━━━ Input material ━━━

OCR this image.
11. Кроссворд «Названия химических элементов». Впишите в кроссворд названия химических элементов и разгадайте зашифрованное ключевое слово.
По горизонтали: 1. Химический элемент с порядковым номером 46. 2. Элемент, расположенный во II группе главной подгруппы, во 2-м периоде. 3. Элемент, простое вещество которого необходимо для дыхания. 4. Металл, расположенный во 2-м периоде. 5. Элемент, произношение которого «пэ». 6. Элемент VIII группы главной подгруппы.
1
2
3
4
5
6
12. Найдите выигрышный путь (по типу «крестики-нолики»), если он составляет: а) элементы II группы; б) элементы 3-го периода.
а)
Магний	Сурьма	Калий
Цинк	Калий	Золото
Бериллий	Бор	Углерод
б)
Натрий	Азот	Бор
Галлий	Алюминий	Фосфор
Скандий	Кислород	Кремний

━━━

Across the material above, how many lines include the string "группы"? Only the number is wanted.

2